## start Input for this task

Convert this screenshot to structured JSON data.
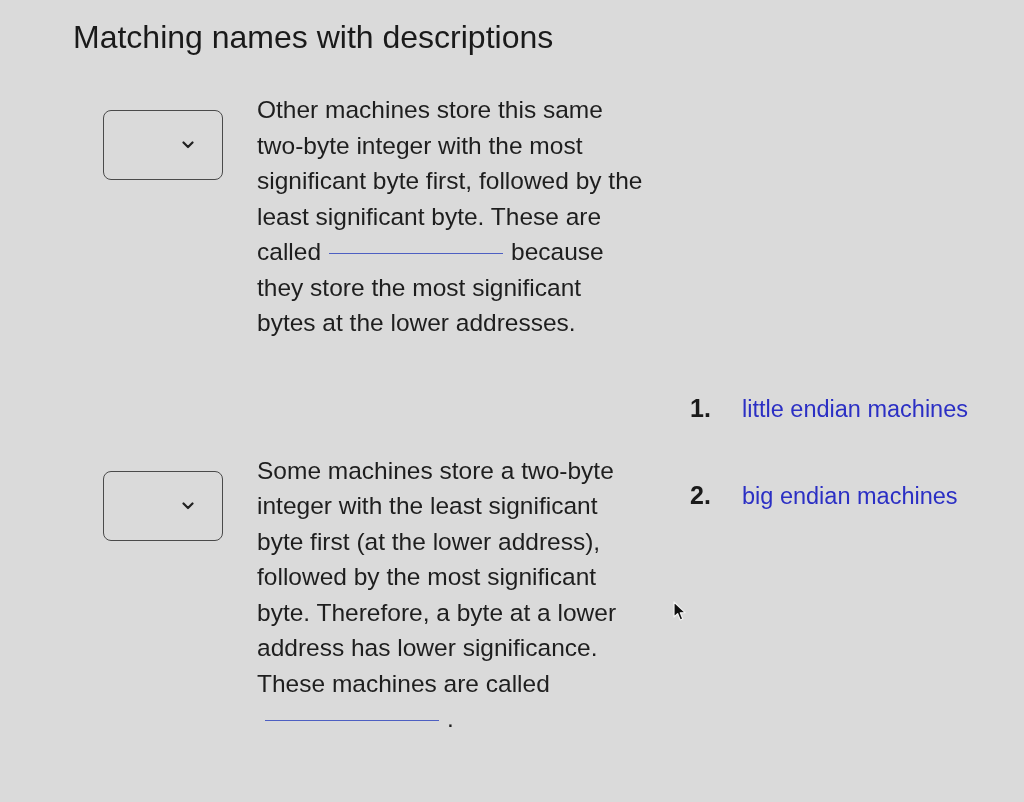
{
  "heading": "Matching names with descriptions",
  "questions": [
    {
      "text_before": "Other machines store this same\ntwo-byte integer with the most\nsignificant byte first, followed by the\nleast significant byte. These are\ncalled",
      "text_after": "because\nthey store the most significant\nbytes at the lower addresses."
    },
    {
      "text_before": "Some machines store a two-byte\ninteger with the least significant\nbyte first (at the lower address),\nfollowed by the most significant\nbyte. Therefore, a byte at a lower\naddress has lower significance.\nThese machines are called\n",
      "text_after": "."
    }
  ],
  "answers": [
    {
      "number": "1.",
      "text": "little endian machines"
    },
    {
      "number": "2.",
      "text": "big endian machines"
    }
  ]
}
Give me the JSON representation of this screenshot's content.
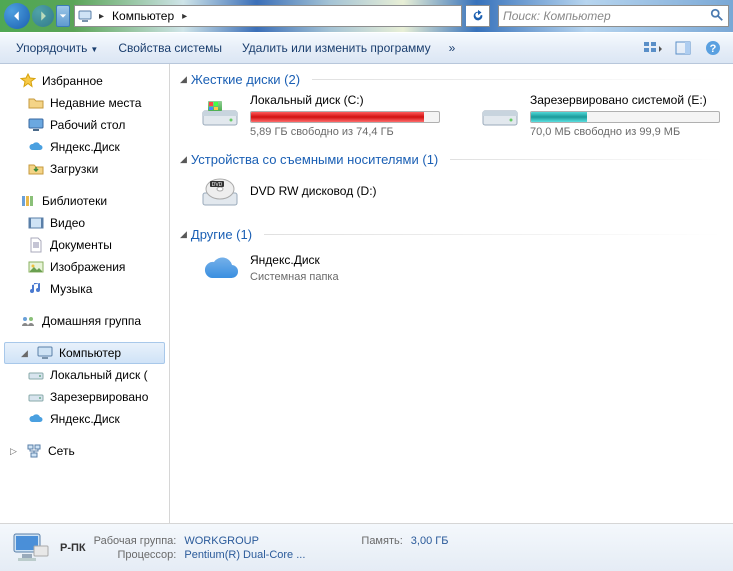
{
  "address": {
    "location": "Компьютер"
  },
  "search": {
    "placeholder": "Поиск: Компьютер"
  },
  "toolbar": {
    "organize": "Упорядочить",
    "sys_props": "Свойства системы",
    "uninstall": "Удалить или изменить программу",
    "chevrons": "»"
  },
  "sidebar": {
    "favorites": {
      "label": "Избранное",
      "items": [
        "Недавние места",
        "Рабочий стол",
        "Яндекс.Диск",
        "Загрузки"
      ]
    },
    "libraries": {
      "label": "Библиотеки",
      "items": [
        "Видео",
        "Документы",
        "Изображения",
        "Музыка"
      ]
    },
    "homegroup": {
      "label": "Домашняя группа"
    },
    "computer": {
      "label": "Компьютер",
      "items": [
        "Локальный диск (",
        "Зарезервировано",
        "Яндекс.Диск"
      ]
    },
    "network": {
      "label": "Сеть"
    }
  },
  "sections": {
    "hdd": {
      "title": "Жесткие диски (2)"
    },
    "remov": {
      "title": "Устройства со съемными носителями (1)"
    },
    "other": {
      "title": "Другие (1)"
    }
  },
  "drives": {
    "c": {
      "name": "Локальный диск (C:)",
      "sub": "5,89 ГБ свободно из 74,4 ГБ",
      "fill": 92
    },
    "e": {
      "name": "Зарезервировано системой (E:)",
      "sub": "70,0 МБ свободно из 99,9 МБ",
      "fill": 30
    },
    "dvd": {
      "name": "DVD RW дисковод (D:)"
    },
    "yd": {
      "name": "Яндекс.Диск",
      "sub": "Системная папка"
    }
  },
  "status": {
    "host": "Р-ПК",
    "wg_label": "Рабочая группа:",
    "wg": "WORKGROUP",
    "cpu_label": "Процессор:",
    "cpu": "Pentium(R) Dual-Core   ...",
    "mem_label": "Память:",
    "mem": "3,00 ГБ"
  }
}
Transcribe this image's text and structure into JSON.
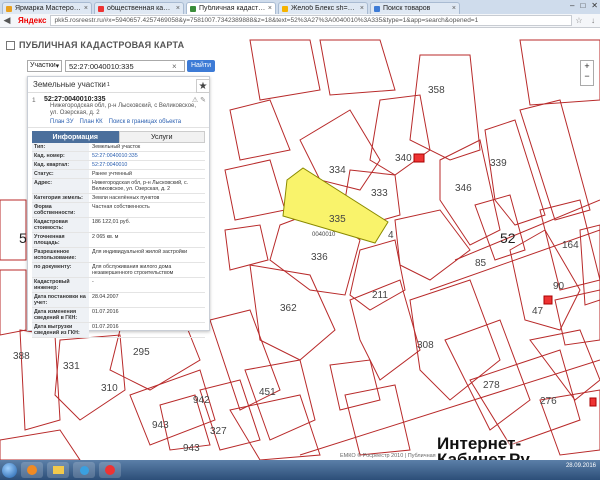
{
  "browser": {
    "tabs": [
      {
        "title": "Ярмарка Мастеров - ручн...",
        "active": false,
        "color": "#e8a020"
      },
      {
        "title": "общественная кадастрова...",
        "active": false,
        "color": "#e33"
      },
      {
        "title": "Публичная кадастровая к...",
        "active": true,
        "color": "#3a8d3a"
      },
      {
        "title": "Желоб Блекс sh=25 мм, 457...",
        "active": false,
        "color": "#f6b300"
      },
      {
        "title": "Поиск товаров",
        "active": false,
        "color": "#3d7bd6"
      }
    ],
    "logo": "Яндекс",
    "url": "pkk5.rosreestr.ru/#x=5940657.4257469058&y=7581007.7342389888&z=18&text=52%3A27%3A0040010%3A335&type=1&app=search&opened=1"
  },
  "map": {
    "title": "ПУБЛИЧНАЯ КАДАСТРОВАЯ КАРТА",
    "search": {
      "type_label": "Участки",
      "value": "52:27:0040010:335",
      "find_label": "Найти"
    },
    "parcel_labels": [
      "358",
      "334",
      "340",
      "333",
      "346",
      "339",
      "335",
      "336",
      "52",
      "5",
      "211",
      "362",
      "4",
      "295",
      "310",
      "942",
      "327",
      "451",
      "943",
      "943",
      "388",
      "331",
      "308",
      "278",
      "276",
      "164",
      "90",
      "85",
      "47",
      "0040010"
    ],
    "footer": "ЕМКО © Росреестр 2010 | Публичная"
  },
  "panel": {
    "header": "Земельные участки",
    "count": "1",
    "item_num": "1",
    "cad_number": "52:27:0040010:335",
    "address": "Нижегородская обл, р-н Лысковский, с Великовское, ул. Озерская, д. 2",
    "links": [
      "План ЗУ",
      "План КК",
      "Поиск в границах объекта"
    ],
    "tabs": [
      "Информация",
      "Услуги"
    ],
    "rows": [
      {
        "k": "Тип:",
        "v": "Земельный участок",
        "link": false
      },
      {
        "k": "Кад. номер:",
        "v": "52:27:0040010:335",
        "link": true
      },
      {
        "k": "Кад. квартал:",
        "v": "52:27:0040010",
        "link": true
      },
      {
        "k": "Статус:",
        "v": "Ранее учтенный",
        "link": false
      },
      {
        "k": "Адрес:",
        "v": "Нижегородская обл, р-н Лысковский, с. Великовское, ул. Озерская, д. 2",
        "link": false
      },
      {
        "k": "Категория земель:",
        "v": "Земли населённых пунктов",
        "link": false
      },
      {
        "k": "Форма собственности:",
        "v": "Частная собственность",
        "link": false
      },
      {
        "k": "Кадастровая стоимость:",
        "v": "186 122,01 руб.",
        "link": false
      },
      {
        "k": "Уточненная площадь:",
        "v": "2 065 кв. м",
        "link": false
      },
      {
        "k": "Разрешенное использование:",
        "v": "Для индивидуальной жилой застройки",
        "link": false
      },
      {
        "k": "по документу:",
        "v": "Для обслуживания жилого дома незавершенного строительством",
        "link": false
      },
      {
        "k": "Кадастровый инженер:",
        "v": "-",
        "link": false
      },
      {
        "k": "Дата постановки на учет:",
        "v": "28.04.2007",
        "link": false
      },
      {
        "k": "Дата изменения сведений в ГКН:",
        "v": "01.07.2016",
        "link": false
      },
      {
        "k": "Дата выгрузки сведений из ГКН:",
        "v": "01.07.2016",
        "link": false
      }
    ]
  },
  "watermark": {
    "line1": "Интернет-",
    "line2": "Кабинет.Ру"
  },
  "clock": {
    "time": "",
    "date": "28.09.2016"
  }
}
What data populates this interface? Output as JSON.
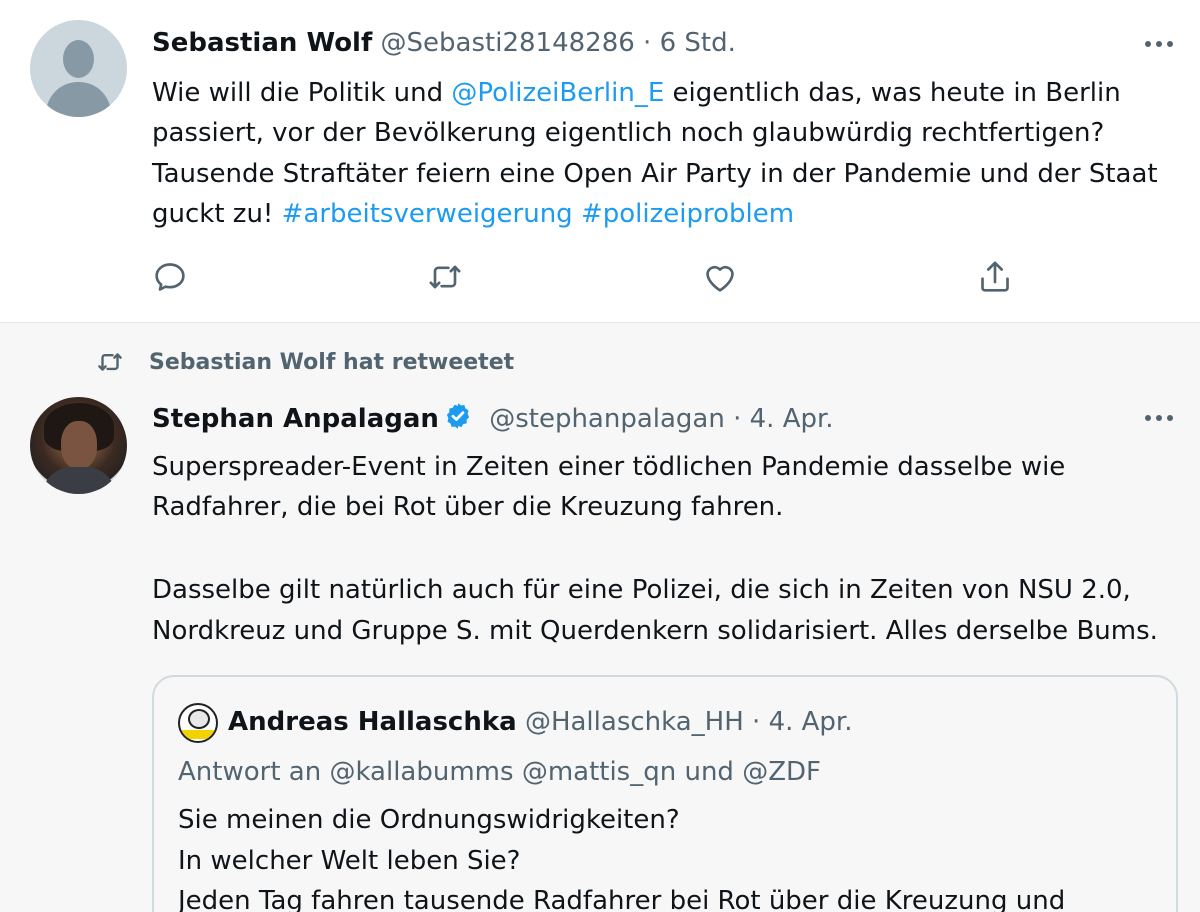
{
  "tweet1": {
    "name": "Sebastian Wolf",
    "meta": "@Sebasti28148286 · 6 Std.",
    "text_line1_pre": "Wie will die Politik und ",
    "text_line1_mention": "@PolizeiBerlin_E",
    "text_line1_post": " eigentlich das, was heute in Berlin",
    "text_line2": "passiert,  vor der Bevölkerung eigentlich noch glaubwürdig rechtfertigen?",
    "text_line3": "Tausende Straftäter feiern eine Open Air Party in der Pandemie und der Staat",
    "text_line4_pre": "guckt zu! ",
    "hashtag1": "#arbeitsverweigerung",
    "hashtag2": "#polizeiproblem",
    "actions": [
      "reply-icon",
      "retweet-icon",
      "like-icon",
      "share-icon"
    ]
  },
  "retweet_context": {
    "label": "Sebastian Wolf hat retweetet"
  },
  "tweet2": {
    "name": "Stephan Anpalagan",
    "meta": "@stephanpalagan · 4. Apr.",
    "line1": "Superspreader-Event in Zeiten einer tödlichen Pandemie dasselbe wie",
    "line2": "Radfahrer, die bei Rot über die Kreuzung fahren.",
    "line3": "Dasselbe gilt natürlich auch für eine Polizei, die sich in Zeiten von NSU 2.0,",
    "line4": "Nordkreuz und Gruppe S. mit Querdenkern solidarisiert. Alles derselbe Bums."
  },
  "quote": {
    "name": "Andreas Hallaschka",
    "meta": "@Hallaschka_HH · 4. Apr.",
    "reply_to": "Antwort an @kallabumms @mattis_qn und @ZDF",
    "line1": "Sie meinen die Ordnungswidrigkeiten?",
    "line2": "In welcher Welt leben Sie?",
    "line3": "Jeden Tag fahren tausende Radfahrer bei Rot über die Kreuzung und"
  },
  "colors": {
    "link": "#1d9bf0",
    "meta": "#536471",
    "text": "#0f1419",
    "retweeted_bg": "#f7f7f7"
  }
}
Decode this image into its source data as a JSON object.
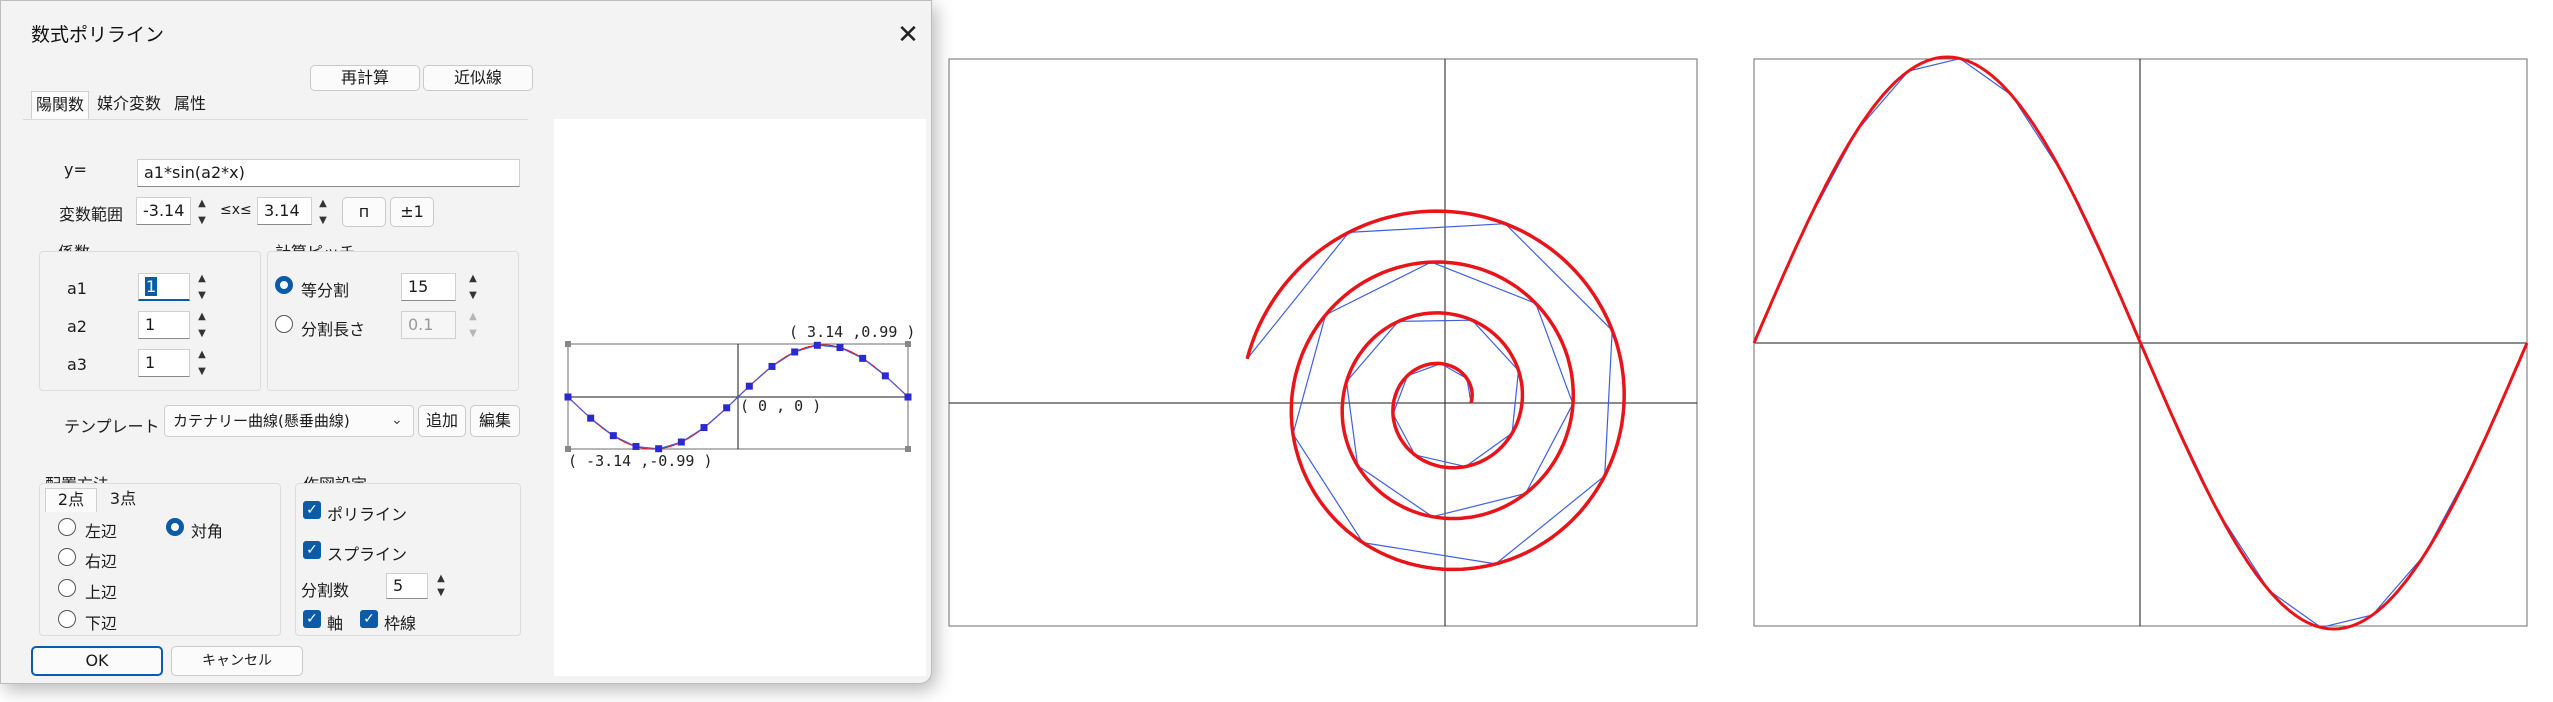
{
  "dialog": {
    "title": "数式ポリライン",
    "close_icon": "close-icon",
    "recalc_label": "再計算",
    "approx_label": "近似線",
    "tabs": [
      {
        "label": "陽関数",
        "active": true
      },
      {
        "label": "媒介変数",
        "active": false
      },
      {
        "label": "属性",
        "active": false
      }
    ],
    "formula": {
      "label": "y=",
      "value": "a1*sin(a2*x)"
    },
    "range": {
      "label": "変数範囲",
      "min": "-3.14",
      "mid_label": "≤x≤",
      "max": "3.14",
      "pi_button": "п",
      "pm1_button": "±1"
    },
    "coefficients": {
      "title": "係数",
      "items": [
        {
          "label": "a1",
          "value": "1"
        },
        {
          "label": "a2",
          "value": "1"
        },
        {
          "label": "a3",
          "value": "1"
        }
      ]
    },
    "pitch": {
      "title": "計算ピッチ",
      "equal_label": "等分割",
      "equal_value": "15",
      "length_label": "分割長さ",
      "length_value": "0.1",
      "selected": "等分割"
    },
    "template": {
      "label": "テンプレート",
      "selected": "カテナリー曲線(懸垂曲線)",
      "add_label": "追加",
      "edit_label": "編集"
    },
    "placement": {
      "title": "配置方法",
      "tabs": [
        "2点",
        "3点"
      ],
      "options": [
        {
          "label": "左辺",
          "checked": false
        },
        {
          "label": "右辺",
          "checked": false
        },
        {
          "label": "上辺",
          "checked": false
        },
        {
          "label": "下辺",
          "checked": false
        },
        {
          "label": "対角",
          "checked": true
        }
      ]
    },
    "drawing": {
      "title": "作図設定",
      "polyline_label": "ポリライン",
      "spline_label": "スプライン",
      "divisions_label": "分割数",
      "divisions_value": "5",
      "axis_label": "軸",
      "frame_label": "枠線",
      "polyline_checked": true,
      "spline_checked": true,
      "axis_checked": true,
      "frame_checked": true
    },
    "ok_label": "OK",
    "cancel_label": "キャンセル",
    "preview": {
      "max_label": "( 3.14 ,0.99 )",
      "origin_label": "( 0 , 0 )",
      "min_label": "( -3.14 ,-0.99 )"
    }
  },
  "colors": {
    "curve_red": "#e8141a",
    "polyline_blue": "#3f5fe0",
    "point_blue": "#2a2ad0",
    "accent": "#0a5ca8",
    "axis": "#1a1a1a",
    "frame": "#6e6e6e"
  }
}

## end Input for this task

Give the number of lines in the records that contain the string "Zeiten", and nothing besides.

**The reply:**
2